[Data entries]
▬▬▬▬▬▬▬▬▬▬

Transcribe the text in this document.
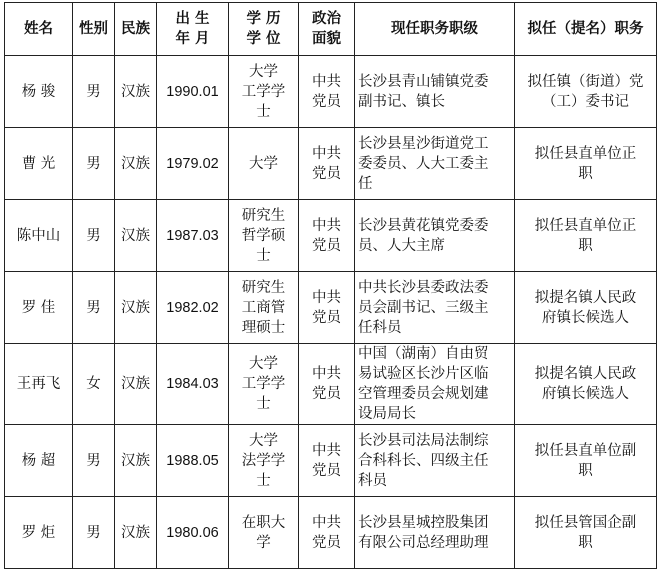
姓名	性别	民族	出 生
年 月	学 历
学 位	政治
面貌	现任职务职级	拟任（提名）职务

杨 骏	男	汉族	1990.01	大学
工学学
士	中共
党员	长沙县青山铺镇党委
副书记、镇长	拟任镇（街道）党
（工）委书记

曹 光	男	汉族	1979.02	大学	中共
党员	长沙县星沙街道党工
委委员、人大工委主
任	拟任县直单位正
职

陈中山	男	汉族	1987.03	研究生
哲学硕
士	中共
党员	长沙县黄花镇党委委
员、人大主席	拟任县直单位正
职

罗 佳	男	汉族	1982.02	研究生
工商管
理硕士	中共
党员	中共长沙县委政法委
员会副书记、三级主
任科员	拟提名镇人民政
府镇长候选人

王再飞	女	汉族	1984.03	大学
工学学
士	中共
党员	中国（湖南）自由贸
易试验区长沙片区临
空管理委员会规划建
设局局长	拟提名镇人民政
府镇长候选人

杨 超	男	汉族	1988.05	大学
法学学
士	中共
党员	长沙县司法局法制综
合科科长、四级主任
科员	拟任县直单位副
职

罗 炬	男	汉族	1980.06	在职大
学	中共
党员	长沙县星城控股集团
有限公司总经理助理	拟任县管国企副
职
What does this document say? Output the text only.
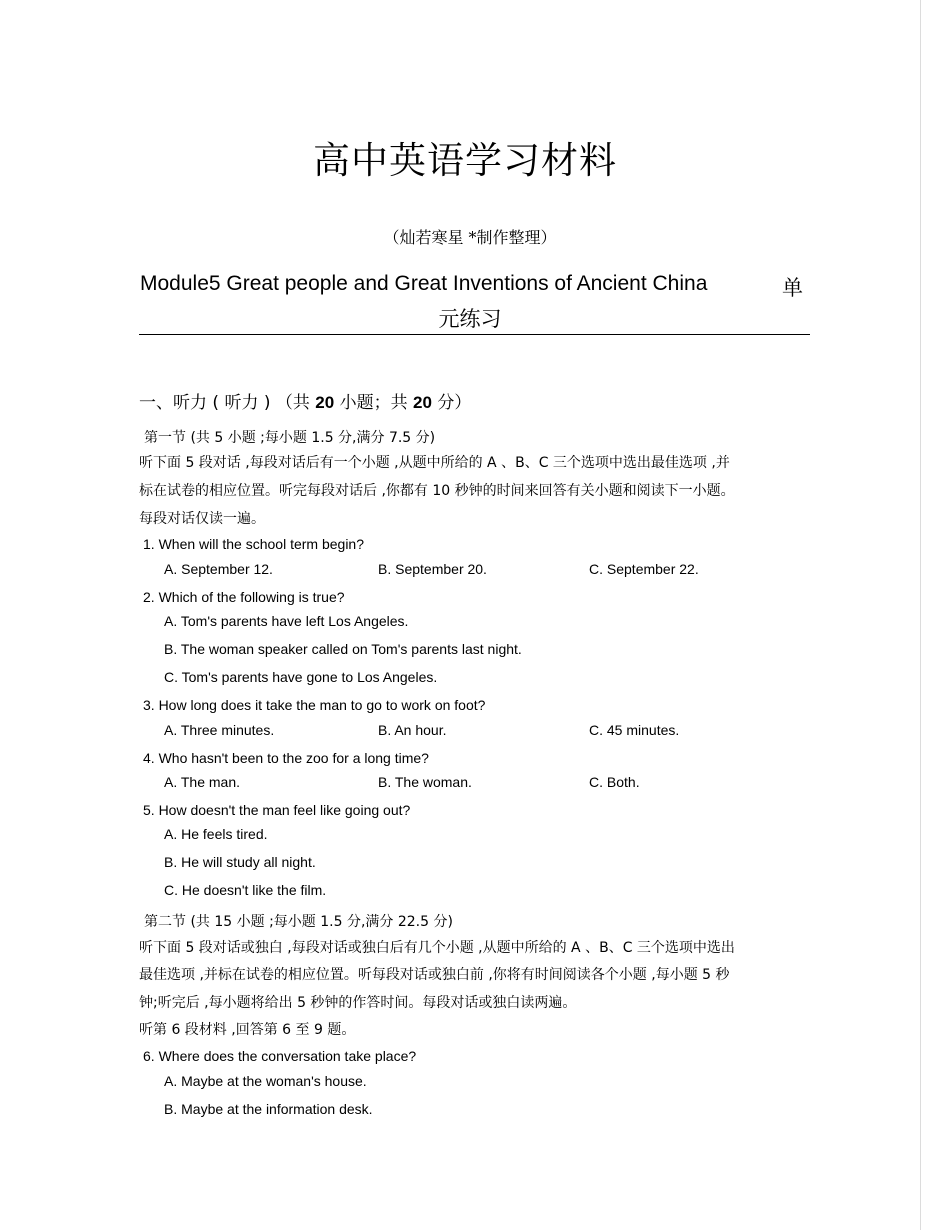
高中英语学习材料
（灿若寒星 *制作整理）
Module5 Great people and Great Inventions of Ancient China	单
元练习
一、听力 ( 听力 ) （共 20 小题；共 20 分）
第一节 (共 5 小题 ;每小题 1.5 分,满分 7.5 分)
听下面 5 段对话 ,每段对话后有一个小题 ,从题中所给的 A 、B、C 三个选项中选出最佳选项 ,并
标在试卷的相应位置。听完每段对话后 ,你都有 10 秒钟的时间来回答有关小题和阅读下一小题。
每段对话仅读一遍。
1. When will the school term begin?
A. September 12.	B. September 20.	C. September 22.
2. Which of the following is true?
A. Tom's parents have left Los Angeles.
B. The woman speaker called on Tom's parents last night.
C. Tom's parents have gone to Los Angeles.
3. How long does it take the man to go to work on foot?
A. Three minutes.	B. An hour.	C. 45 minutes.
4. Who hasn't been to the zoo for a long time?
A. The man.	B. The woman.	C. Both.
5. How doesn't the man feel like going out?
A. He feels tired.
B. He will study all night.
C. He doesn't like the film.
第二节 (共 15 小题 ;每小题 1.5 分,满分 22.5 分)
听下面 5 段对话或独白 ,每段对话或独白后有几个小题 ,从题中所给的 A 、B、C 三个选项中选出
最佳选项 ,并标在试卷的相应位置。听每段对话或独白前 ,你将有时间阅读各个小题 ,每小题 5 秒
钟;听完后 ,每小题将给出 5 秒钟的作答时间。每段对话或独白读两遍。
听第 6 段材料 ,回答第 6 至 9 题。
6. Where does the conversation take place?
A. Maybe at the woman's house.
B. Maybe at the information desk.
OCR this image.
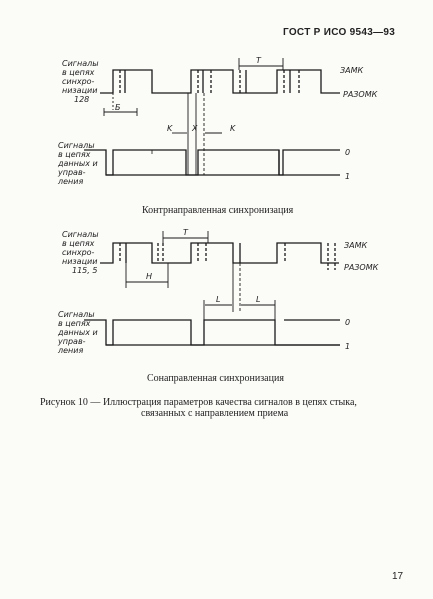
ГОСТ Р ИСО 9543—93
Сигналы
в цепях
синхро-
низации
128
ЗАМК
РАЗОМК
Сигналы
в цепях
данных и
управ-
ления
0
1
T
Б
K X	K
Сигналы
в цепях
синхро-
низации
115, 5
ЗАМК
РАЗОМК
Сигналы
в цепях
данных и
управ-
ления
0
1
T
H
L	L
Контрнаправленная синхронизация
Сонаправленная синхронизация
Рисунок 10 — Иллюстрация параметров качества сигналов в цепях стыка,
связанных с направлением приема
17
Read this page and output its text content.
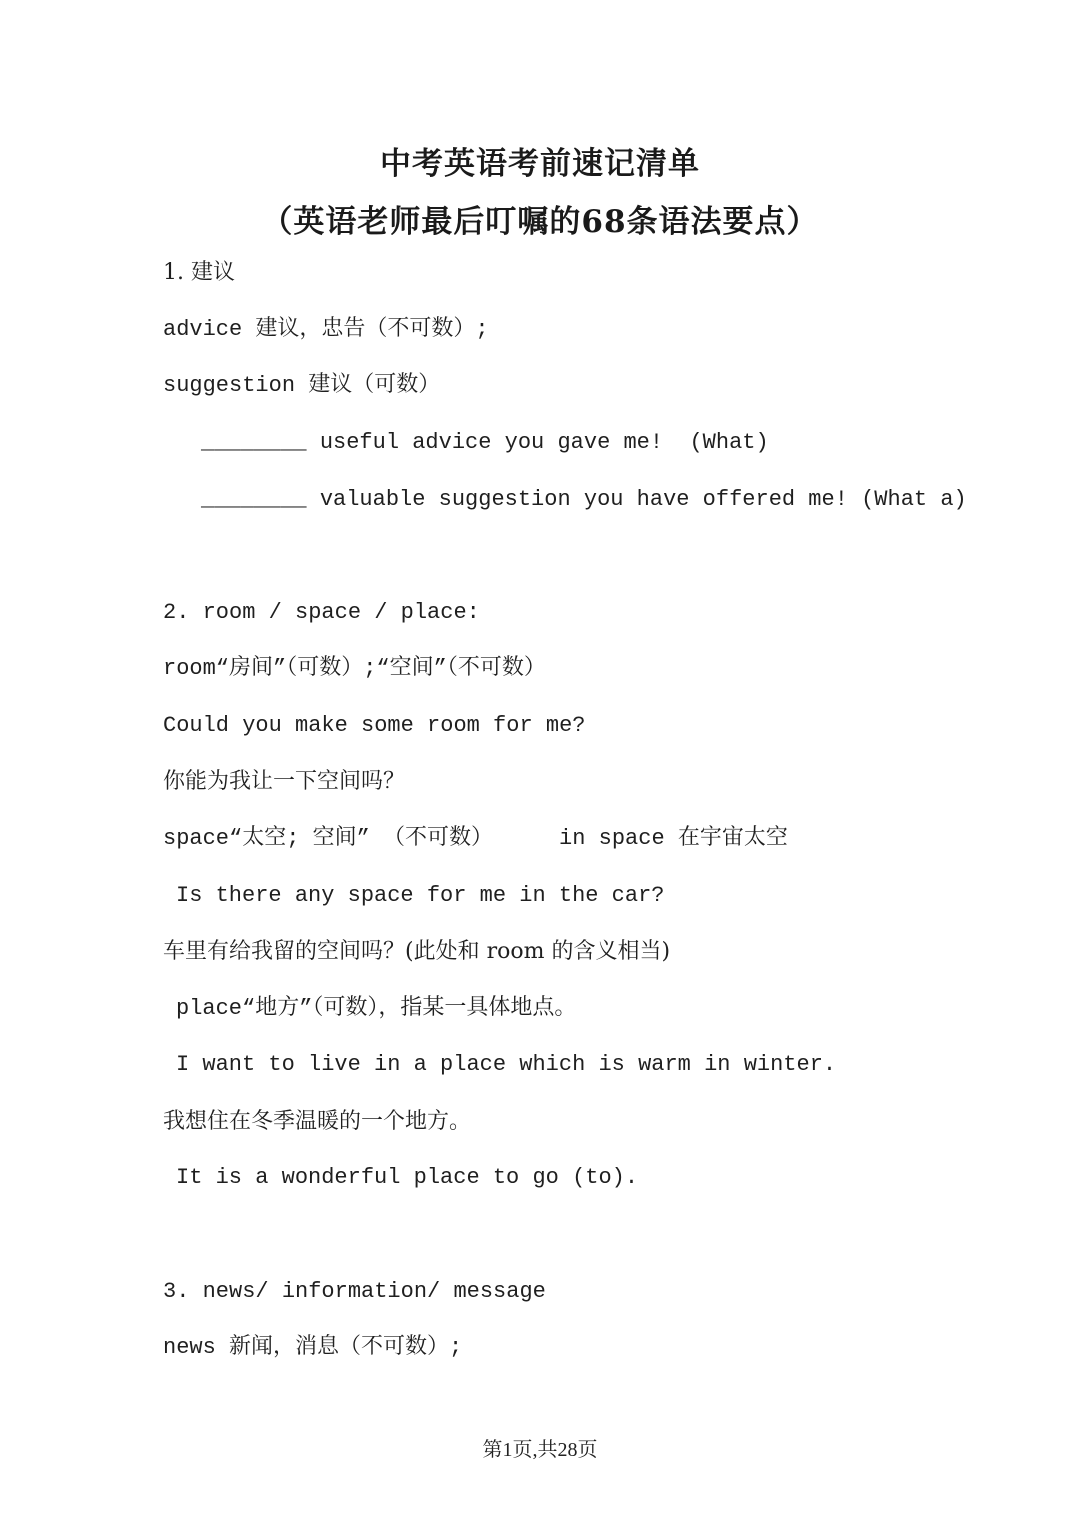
中考英语考前速记清单
（英语老师最后叮嘱的68条语法要点）
1. 建议
advice 建议，忠告（不可数）;
suggestion 建议（可数）
________ useful advice you gave me!  (What)
________ valuable suggestion you have offered me! (What a)
2. room / space / place:
room“房间”（可数）;“空间”（不可数）
Could you make some room for me?
你能为我让一下空间吗？
space“太空; 空间” （不可数）     in space 在宇宙太空
Is there any space for me in the car?
车里有给我留的空间吗？(此处和 room 的含义相当)
place“地方”（可数），指某一具体地点。
I want to live in a place which is warm in winter.
我想住在冬季温暖的一个地方。
It is a wonderful place to go (to).
3. news/ information/ message
news 新闻，消息（不可数）;
第1页,共28页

▬▬▬▬▬▬▬▬▬▬

— Set task —
Begin with the line that contains "Read this page and output its text content." and repeat every line through the end of the data, exactly and only those lines, leaving out the pictures.

— Written response —
Read this page and output its text content.
中考英语考前速记清单
（英语老师最后叮嘱的68条语法要点）
1. 建议
advice 建议，忠告（不可数）;
suggestion 建议（可数）
________ useful advice you gave me!  (What)
________ valuable suggestion you have offered me! (What a)
2. room / space / place:
room“房间”（可数）;“空间”（不可数）
Could you make some room for me?
你能为我让一下空间吗？
space“太空; 空间” （不可数）     in space 在宇宙太空
Is there any space for me in the car?
车里有给我留的空间吗？(此处和 room 的含义相当)
place“地方”（可数），指某一具体地点。
I want to live in a place which is warm in winter.
我想住在冬季温暖的一个地方。
It is a wonderful place to go (to).
3. news/ information/ message
news 新闻，消息（不可数）;
第1页,共28页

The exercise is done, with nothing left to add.